**AIM OF THE EXERCISE**
Set down all of the entries word for word, omitting the images they contain.

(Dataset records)
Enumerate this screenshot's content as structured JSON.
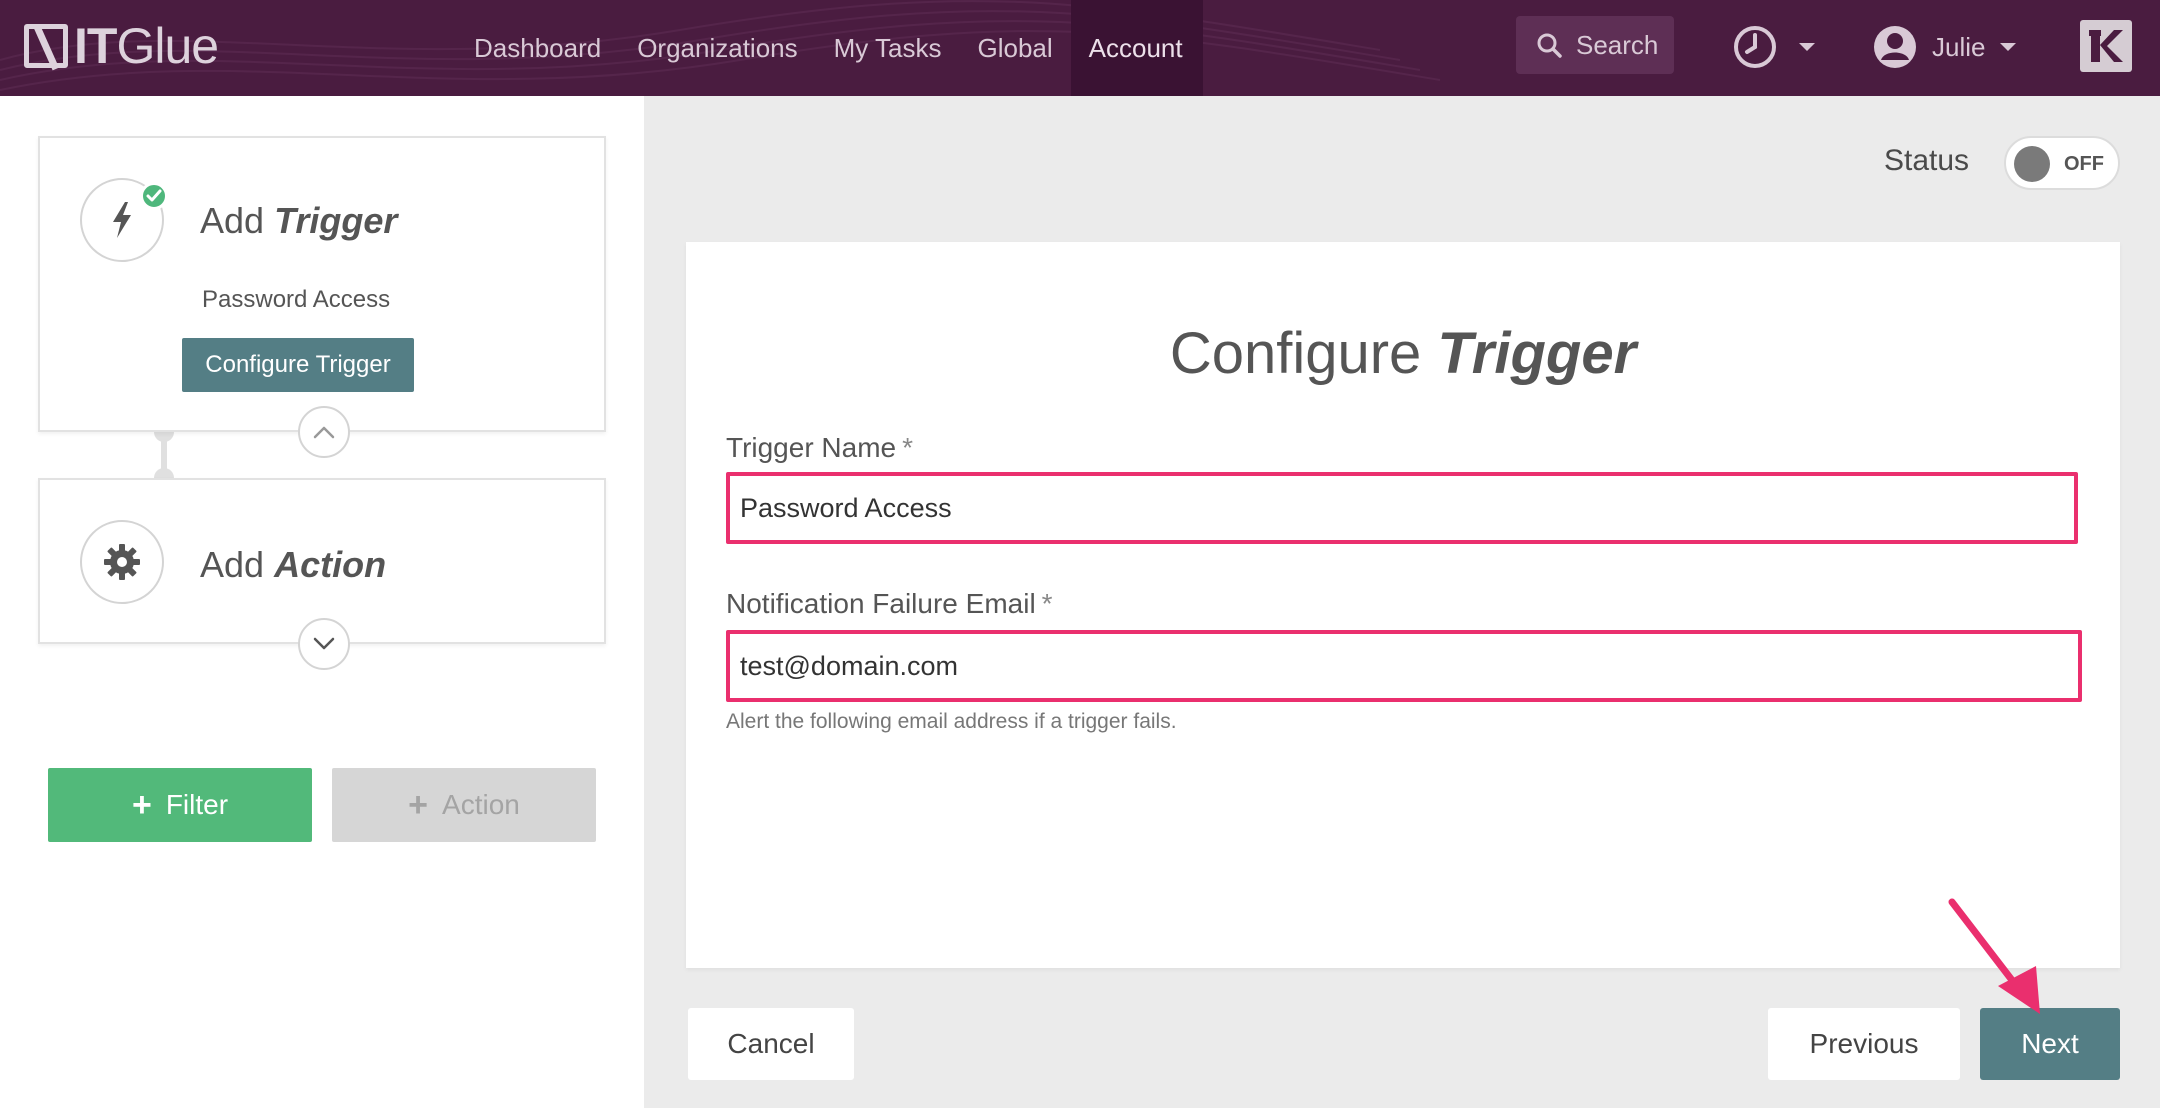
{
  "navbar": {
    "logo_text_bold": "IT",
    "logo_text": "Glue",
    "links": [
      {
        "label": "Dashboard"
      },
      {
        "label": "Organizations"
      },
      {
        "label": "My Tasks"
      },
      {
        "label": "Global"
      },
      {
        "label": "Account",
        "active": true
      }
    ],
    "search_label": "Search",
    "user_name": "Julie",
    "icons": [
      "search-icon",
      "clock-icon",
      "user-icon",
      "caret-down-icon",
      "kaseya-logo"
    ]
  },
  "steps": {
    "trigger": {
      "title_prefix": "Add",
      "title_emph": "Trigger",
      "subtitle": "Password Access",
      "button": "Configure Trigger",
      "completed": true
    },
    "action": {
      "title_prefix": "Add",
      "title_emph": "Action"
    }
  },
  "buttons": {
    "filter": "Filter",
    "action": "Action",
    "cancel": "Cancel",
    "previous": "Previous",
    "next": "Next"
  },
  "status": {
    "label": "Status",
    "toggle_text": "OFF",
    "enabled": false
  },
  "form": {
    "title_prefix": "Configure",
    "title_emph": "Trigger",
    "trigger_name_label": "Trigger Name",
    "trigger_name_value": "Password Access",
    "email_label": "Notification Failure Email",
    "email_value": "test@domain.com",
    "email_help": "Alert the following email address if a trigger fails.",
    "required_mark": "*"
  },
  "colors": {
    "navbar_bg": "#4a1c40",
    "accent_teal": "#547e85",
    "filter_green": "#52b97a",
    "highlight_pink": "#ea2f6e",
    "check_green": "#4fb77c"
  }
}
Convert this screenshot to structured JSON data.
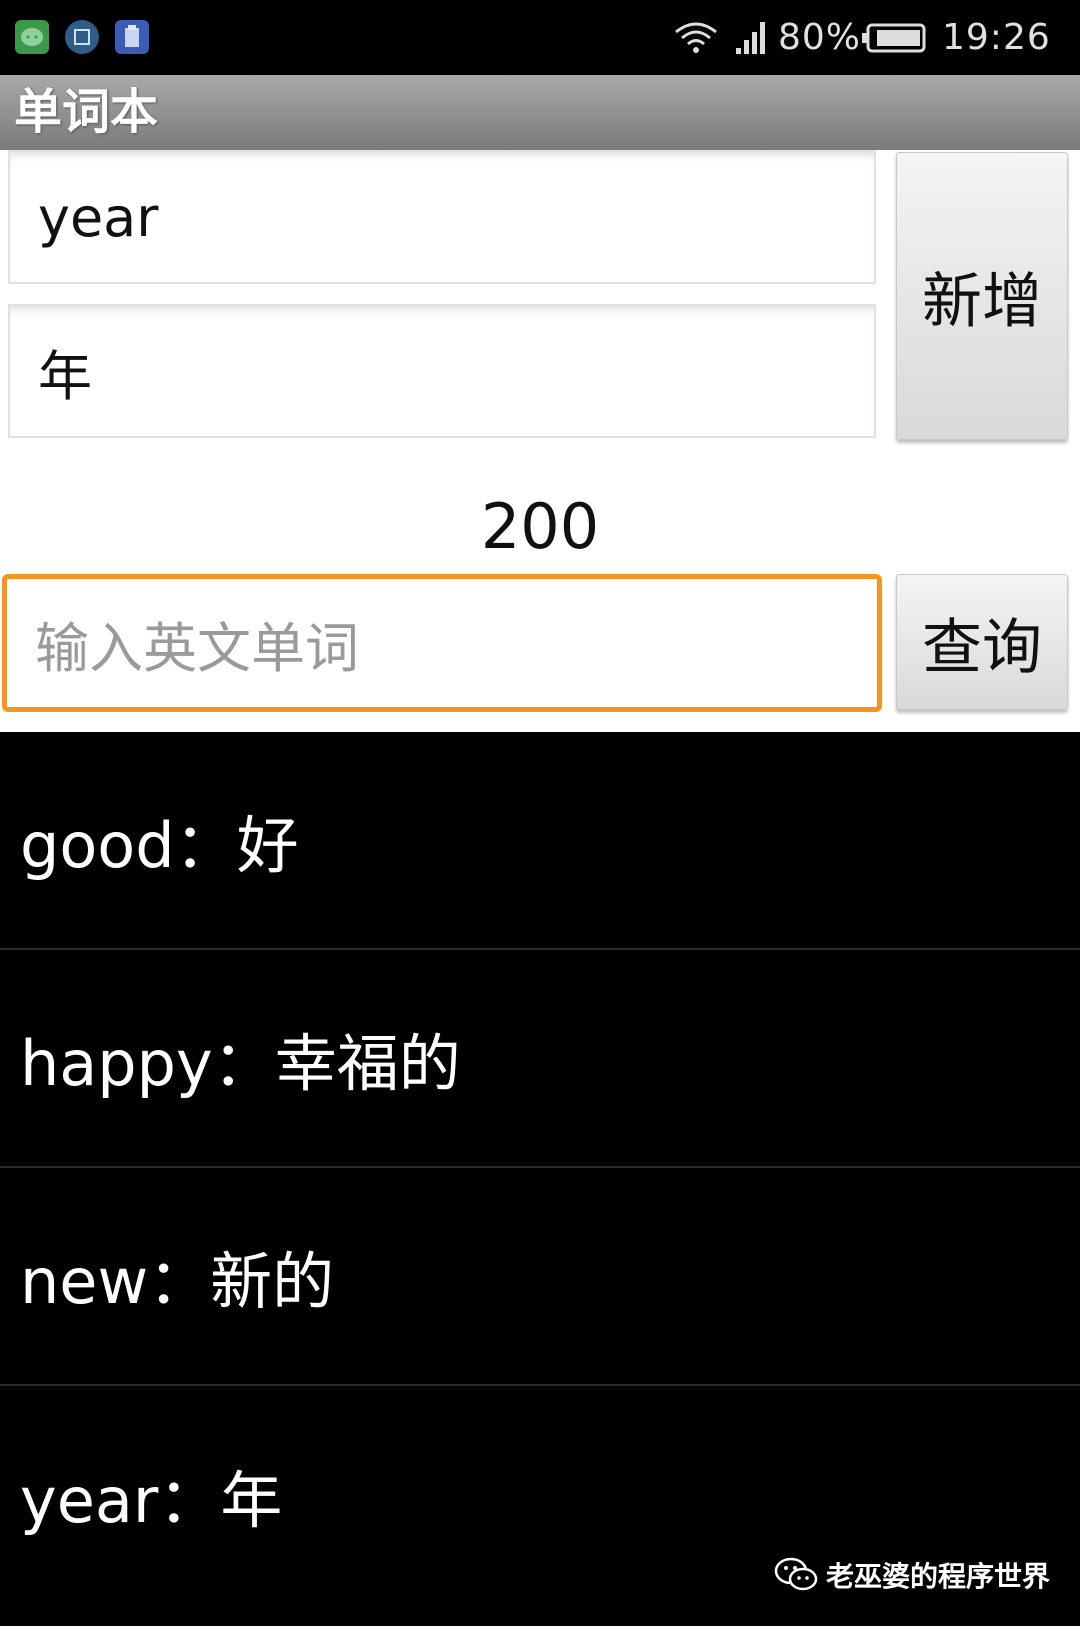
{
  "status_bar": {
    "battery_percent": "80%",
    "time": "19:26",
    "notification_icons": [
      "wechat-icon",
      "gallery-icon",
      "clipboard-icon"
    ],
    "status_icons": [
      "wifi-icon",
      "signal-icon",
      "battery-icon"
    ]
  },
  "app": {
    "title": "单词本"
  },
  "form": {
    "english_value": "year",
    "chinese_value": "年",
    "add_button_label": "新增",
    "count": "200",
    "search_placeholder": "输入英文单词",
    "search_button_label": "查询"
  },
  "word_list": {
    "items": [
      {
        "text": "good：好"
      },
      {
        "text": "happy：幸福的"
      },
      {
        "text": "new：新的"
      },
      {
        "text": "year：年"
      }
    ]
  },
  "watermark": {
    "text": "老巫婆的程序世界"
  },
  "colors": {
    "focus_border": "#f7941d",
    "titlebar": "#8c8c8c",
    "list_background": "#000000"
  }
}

**RESPONSE TO THE EXERCISE**
Enumerate this screenshot's content as structured JSON.
{
  "navbar": {
    "logo_text_bold": "IT",
    "logo_text": "Glue",
    "links": [
      {
        "label": "Dashboard"
      },
      {
        "label": "Organizations"
      },
      {
        "label": "My Tasks"
      },
      {
        "label": "Global"
      },
      {
        "label": "Account",
        "active": true
      }
    ],
    "search_label": "Search",
    "user_name": "Julie",
    "icons": [
      "search-icon",
      "clock-icon",
      "user-icon",
      "caret-down-icon",
      "kaseya-logo"
    ]
  },
  "steps": {
    "trigger": {
      "title_prefix": "Add",
      "title_emph": "Trigger",
      "subtitle": "Password Access",
      "button": "Configure Trigger",
      "completed": true
    },
    "action": {
      "title_prefix": "Add",
      "title_emph": "Action"
    }
  },
  "buttons": {
    "filter": "Filter",
    "action": "Action",
    "cancel": "Cancel",
    "previous": "Previous",
    "next": "Next"
  },
  "status": {
    "label": "Status",
    "toggle_text": "OFF",
    "enabled": false
  },
  "form": {
    "title_prefix": "Configure",
    "title_emph": "Trigger",
    "trigger_name_label": "Trigger Name",
    "trigger_name_value": "Password Access",
    "email_label": "Notification Failure Email",
    "email_value": "test@domain.com",
    "email_help": "Alert the following email address if a trigger fails.",
    "required_mark": "*"
  },
  "colors": {
    "navbar_bg": "#4a1c40",
    "accent_teal": "#547e85",
    "filter_green": "#52b97a",
    "highlight_pink": "#ea2f6e",
    "check_green": "#4fb77c"
  }
}
Convert this screenshot to structured JSON data.
{
  "status_bar": {
    "battery_percent": "80%",
    "time": "19:26",
    "notification_icons": [
      "wechat-icon",
      "gallery-icon",
      "clipboard-icon"
    ],
    "status_icons": [
      "wifi-icon",
      "signal-icon",
      "battery-icon"
    ]
  },
  "app": {
    "title": "单词本"
  },
  "form": {
    "english_value": "year",
    "chinese_value": "年",
    "add_button_label": "新增",
    "count": "200",
    "search_placeholder": "输入英文单词",
    "search_button_label": "查询"
  },
  "word_list": {
    "items": [
      {
        "text": "good：好"
      },
      {
        "text": "happy：幸福的"
      },
      {
        "text": "new：新的"
      },
      {
        "text": "year：年"
      }
    ]
  },
  "watermark": {
    "text": "老巫婆的程序世界"
  },
  "colors": {
    "focus_border": "#f7941d",
    "titlebar": "#8c8c8c",
    "list_background": "#000000"
  }
}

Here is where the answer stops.